◆ **Input data**
◇ ◇ ◇ ◇ ◇

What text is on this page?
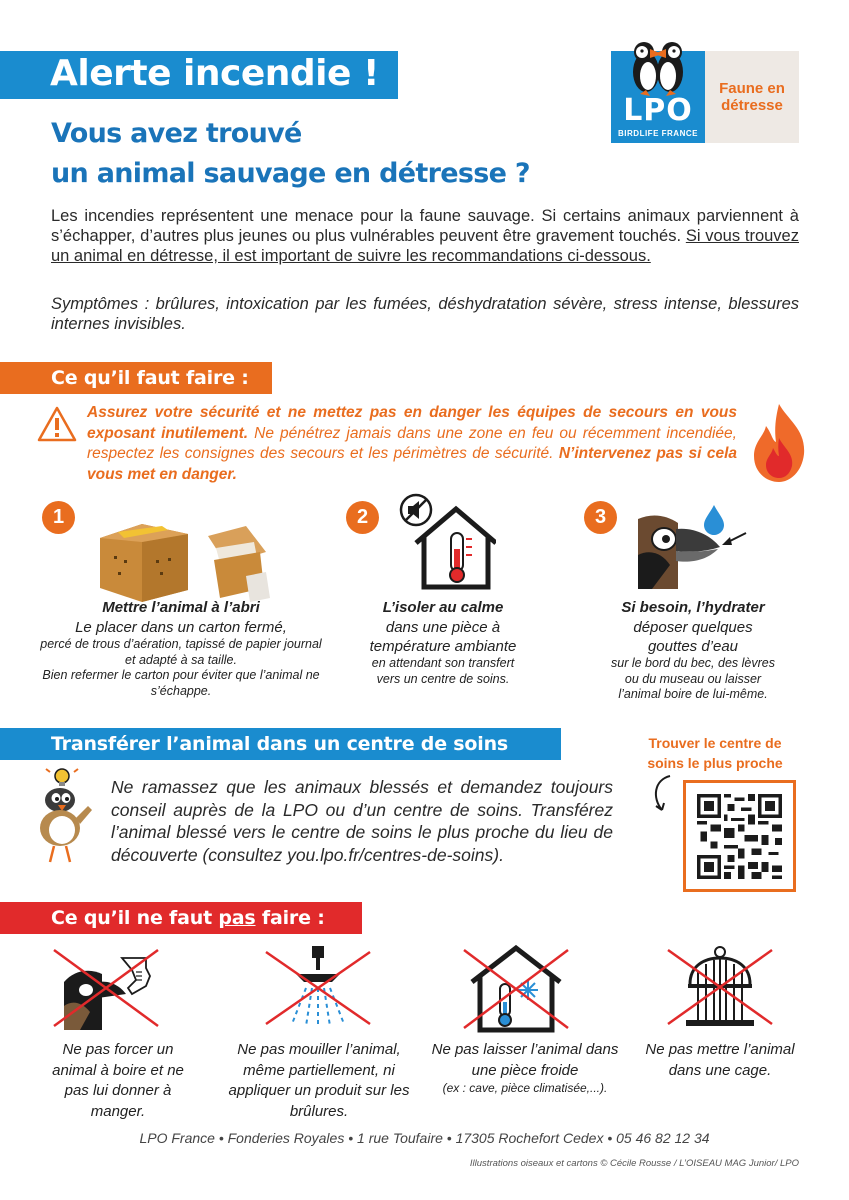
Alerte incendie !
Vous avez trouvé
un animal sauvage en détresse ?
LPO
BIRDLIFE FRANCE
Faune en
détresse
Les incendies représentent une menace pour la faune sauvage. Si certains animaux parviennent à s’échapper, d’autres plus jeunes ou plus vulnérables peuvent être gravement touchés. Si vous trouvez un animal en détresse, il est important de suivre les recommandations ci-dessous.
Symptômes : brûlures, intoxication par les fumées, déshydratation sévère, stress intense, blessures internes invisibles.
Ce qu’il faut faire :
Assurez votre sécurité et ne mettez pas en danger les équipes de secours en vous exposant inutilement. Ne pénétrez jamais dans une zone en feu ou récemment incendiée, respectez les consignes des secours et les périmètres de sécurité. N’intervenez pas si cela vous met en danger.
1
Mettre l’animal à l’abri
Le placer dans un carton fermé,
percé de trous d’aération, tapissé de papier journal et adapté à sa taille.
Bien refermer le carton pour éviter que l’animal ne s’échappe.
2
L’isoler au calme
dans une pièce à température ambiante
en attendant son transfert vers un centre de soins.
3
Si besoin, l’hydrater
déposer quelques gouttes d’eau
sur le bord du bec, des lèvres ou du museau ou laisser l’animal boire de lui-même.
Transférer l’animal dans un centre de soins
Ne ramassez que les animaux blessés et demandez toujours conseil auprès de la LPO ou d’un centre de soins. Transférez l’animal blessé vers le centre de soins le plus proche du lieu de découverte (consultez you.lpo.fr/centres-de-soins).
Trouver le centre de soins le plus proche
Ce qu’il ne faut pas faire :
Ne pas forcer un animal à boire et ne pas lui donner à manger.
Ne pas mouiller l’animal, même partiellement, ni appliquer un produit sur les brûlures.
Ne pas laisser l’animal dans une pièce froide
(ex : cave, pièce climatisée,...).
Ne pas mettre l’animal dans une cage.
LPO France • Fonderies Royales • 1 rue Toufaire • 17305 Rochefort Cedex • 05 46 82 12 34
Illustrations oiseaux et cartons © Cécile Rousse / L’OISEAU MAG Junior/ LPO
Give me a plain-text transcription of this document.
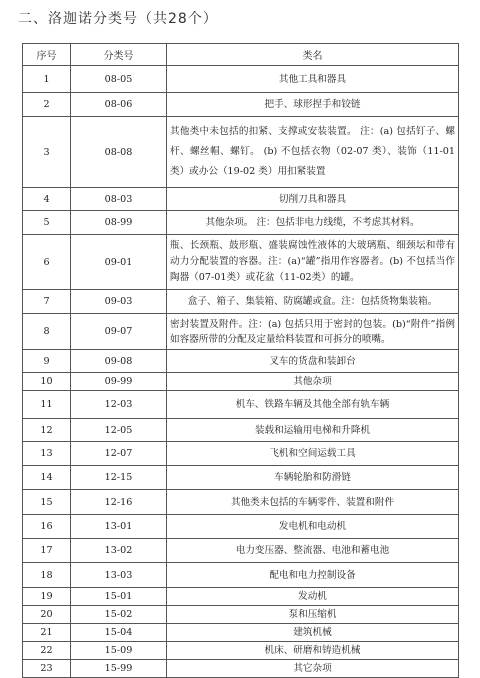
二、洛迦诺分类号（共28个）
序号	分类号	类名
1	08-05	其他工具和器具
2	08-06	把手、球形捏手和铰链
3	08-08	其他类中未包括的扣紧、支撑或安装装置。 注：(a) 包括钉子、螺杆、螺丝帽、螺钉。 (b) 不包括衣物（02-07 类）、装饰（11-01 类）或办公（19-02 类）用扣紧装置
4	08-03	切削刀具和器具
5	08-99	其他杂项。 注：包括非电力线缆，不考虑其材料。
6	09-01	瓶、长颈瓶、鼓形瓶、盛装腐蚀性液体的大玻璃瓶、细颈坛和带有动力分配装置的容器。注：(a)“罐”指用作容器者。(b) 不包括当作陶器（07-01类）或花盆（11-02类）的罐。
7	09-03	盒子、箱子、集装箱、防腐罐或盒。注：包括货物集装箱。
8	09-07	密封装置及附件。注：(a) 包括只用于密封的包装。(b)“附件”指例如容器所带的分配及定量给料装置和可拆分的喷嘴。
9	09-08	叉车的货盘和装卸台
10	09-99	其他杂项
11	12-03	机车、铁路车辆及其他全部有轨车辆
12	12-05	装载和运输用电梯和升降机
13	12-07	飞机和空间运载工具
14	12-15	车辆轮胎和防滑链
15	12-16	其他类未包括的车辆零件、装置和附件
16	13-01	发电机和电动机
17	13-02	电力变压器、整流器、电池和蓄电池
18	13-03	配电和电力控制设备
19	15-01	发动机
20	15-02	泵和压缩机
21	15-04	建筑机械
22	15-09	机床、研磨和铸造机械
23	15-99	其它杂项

◇ ◇ ◇ ◇ ◇

◆ **Exercise directions**
Look through the data and show every line containing "même".

◆ **Exercise solution**
sur le bord du bec, des lèvres ou du museau ou laisser l’animal boire de lui-même.
Ne pas mouiller l’animal, même partiellement, ni appliquer un produit sur les brûlures.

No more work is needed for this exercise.